» **SOURCE DATA**:
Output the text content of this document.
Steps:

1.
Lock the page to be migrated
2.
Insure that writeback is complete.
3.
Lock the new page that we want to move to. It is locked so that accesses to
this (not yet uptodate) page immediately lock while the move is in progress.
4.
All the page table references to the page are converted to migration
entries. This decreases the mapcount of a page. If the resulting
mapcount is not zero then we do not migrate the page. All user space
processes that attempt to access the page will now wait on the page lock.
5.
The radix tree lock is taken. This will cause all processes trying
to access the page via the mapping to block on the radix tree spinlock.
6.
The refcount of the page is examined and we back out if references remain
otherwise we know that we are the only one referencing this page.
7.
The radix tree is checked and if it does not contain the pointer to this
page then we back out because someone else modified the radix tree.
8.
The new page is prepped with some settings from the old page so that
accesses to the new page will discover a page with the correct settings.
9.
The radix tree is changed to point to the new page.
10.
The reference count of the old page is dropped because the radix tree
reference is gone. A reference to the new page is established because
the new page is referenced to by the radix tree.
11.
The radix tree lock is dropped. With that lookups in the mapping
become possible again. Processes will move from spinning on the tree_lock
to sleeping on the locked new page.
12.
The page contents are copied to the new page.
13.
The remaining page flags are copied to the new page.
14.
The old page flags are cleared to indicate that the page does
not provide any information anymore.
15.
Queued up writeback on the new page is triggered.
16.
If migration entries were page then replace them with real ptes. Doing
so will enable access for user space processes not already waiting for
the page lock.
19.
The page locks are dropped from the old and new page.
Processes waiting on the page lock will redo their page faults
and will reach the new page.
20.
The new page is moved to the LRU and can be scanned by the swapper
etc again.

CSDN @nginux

» **AIM OF THE TASK**: Write out the full set of records exactly as given.

» **RESULT**:
Output the text content of this document.
Steps:

1.
Lock the page to be migrated
2.
Insure that writeback is complete.
3.
Lock the new page that we want to move to. It is locked so that accesses to
this (not yet uptodate) page immediately lock while the move is in progress.
4.
All the page table references to the page are converted to migration
entries. This decreases the mapcount of a page. If the resulting
mapcount is not zero then we do not migrate the page. All user space
processes that attempt to access the page will now wait on the page lock.
5.
The radix tree lock is taken. This will cause all processes trying
to access the page via the mapping to block on the radix tree spinlock.
6.
The refcount of the page is examined and we back out if references remain
otherwise we know that we are the only one referencing this page.
7.
The radix tree is checked and if it does not contain the pointer to this
page then we back out because someone else modified the radix tree.
8.
The new page is prepped with some settings from the old page so that
accesses to the new page will discover a page with the correct settings.
9.
The radix tree is changed to point to the new page.
10.
The reference count of the old page is dropped because the radix tree
reference is gone. A reference to the new page is established because
the new page is referenced to by the radix tree.
11.
The radix tree lock is dropped. With that lookups in the mapping
become possible again. Processes will move from spinning on the tree_lock
to sleeping on the locked new page.
12.
The page contents are copied to the new page.
13.
The remaining page flags are copied to the new page.
14.
The old page flags are cleared to indicate that the page does
not provide any information anymore.
15.
Queued up writeback on the new page is triggered.
16.
If migration entries were page then replace them with real ptes. Doing
so will enable access for user space processes not already waiting for
the page lock.
19.
The page locks are dropped from the old and new page.
Processes waiting on the page lock will redo their page faults
and will reach the new page.
20.
The new page is moved to the LRU and can be scanned by the swapper
etc again.

CSDN @nginux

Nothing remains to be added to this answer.